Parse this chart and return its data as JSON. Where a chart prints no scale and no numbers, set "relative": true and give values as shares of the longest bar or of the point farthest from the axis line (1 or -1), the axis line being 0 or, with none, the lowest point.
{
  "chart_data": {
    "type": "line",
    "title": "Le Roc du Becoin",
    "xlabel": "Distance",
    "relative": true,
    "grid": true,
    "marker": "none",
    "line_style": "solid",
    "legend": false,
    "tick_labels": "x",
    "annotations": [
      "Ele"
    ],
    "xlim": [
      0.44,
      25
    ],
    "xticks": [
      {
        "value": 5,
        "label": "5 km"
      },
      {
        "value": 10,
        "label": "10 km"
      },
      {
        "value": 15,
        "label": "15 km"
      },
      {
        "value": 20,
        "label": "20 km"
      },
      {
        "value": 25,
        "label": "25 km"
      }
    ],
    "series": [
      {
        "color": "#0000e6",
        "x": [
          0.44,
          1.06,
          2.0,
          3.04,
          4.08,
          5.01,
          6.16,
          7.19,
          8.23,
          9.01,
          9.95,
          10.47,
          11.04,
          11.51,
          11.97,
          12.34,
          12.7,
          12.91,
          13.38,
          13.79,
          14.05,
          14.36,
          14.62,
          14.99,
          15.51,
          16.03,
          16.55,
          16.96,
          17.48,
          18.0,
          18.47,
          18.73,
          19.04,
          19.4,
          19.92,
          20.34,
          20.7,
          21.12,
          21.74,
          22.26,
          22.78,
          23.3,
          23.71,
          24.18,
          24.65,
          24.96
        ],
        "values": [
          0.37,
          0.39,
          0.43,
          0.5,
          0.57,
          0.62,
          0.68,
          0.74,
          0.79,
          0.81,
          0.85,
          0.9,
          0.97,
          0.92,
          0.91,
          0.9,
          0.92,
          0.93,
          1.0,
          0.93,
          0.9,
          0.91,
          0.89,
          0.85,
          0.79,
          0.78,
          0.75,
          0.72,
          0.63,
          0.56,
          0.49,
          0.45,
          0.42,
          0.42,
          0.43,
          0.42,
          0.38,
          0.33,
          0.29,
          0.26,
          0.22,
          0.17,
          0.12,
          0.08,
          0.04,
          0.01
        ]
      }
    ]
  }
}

- What to work on -
In the records above, locate the lines holding the word "values". Copy each of them.

- Result for this exercise -
Parse this chart and return its data as JSON. Where a chart prints no scale and no numbers, set "relative": true and give values as shares of the longest bar or of the point farthest from the axis line (1 or -1), the axis line being 0 or, with none, the lowest point.
        "values": [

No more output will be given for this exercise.